◆ **Artículo**:
======

Que Rithy Panh es uno de los mejores documentalistas de la actualidad es algo difícil de poner en duda. Autor de títulos como S21: La máquina roja de matar o la recientemente estrenada La imagen perdida, que le han reportado no pocos galardones, el camboyano ha sido capaz de realizar tanto un reflejo acerca de las atrocidades cometidas contra su pueblo como de explorar las causas y consecuencias de los terribles genocidios acontecidos en su país natal. No obstante, ese éxito que ha tenido en no pocas ocasiones enarbolando el documental como bandera ha dejado en segundo plano el gran trabajo de Panh como cronista de la realidad de su país en títulos de ficción, hecho que ya ha ocurrido con otros cineastas cuya faceta como documentalistas eclipsaba cualquier aportación en otro terreno, pero que en el caso del cineasta asiático se muestra más patente que en ningún otro.
Desde inicios de su carrera, pues, Panh ha ido complementando sus trabajos en el campo del documental con otros ficcionados que no acusan la enorme capacidad del camboyano moviéndose en el terreno que más alegrías le ha dado, ya que prácticamente sus incursiones en ese ámbito se podría decir que complementan el trabajo realizado en títulos como los anteriormente citados. Para percatarse de ello, sólo es necesario acudir a obras como su magnífico debut con La gente del arrozal, o la no menos loable Un soir après la guerre (que traducido vendría a significar algo así como ‘Una noche después de la guerra’), siendo esta última la cinta que nos ocupa y ambas un reflejo de la condición de un país que ha ido intentando recomponerse con el paso del tiempo tras algunas de las peores masacres de la historia de la humanidad.

======

◆ **Datos registrados**:
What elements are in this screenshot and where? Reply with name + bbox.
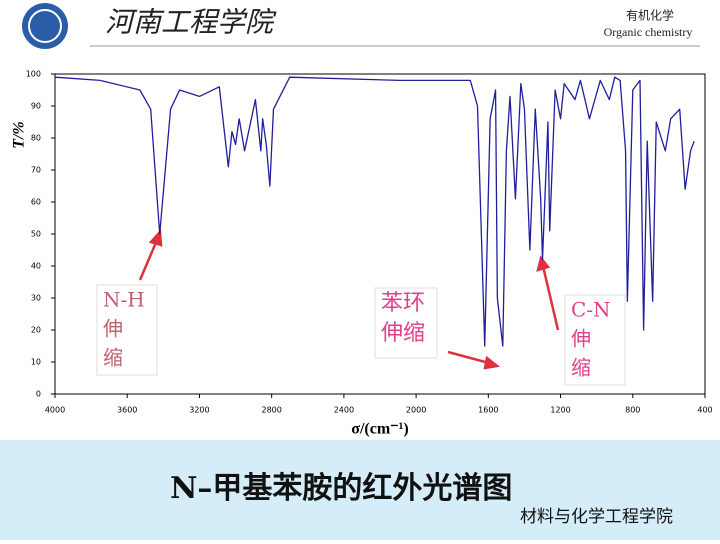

======

◆ **Tarea asignada A**: Transcribe, del artículo sobre Rithy Panh que aparece más arriba, todo el pasaje que va desde "Que Rithy Panh" hasta "en ningún otro.", sin alterar nada.
◆ **Tarea asignada B**: Prolonga el artículo sobre el cine de Rithy Panh a partir de su última oración.

◆ **Respuesta esperada A**:
Que Rithy Panh es uno de los mejores documentalistas de la actualidad es algo difícil de poner en duda. Autor de títulos como S21: La máquina roja de matar o la recientemente estrenada La imagen perdida, que le han reportado no pocos galardones, el camboyano ha sido capaz de realizar tanto un reflejo acerca de las atrocidades cometidas contra su pueblo como de explorar las causas y consecuencias de los terribles genocidios acontecidos en su país natal. No obstante, ese éxito que ha tenido en no pocas ocasiones enarbolando el documental como bandera ha dejado en segundo plano el gran trabajo de Panh como cronista de la realidad de su país en títulos de ficción, hecho que ya ha ocurrido con otros cineastas cuya faceta como documentalistas eclipsaba cualquier aportación en otro terreno, pero que en el caso del cineasta asiático se muestra más patente que en ningún otro.

◆ **Respuesta esperada B**:
Precisamente los últimos coletazos del régimen de Pol Pot sirven como punto de partida a Panh para llevarnos a la historia de Savannah, un joven soldado que regresará a Nom Pen justo con el inicio de una nueva era en la capital camboyana. Allí se reencontrará con su tío, única familia que le queda después de todo lo acontecido, y se refugiará en su casa hasta que conozca a una chica de compañía, Poeuv, que llamará poderosamente su atención hasta el punto de desoir los consejos de Maly, un amigo que le ha invitado al lugar donde precisamente la conocerá. A partir de ese instante, se iniciará una inestable relación (en primer lugar, sin parecer consensuada, y más tarde debilitada tanto por el trabajo que ella desempeña y no convence a Savannah, como por la pobreza que asola sus vidas) que prácticamente les servirá como sustento para intentar avanzar en una ciudad donde el pasado imposibilita cualquier posibilidad de que un futuro pueda ser mejor.
Panh realiza una meticulosa descripción del entorno, y desde testimonios que siguen aun con el aliento de ese pasado tras sus espaldas, hasta unas condiciones que van reafirmando poco a poco que Nom Pen es ahora una ciudad nueva pero aun queda un largo camino hasta la recuperación, van abriendo las raices de un relato donde el dinero y el poder son necesaraios para continuar adelante. Ante la falta de ambos, Savannah iniciará un empleo como boxeador mientras Poeuv continúa atada a sus dueños, sin posibilidad alguna de escape debido a la deuda que mantiene con ellos. Ese hecho será uno de los grandes condicionantes tanto como del voluble vínculo que sostienen, solo mantenido debido al amor que se profesan, como del destino de ambos en un lugar donde parece que el último paso para terminar con esa pobreza es delinquir.
Como ya sucedía en La gente del arrozal, el austero trabajo del cineasta en su faceta visual, que complementa con sencillez ese relato y lo sostiene con naturalidad, no hace sino otorgar un plus a un drama que nunca pierde el rumbo ni se dirige hacía terrenos pantanosos: porque a Panh le interesa mucho más incidir en ese retrato sobre una recuperación que más bien parece ficticia, y como no en la historia de esos dos jóvenes que sostiene únicamente aquello que el dinero no puede comprar, los sentimientos. Esa austeridad con que el autor de La imagen perdida encuadra su film no supone un desaprovechamiento de algunas de las magníficas estampas que deja el paisaje que podemos encontrar en el país asiático, y que incluso está en consonancia con una banda sonora que la mayoría del tiempo se muestra sutil, y acompaña la narración sin enfatizar en aspectos que Panh sabe perfectamente como resaltar en otros ámbitos.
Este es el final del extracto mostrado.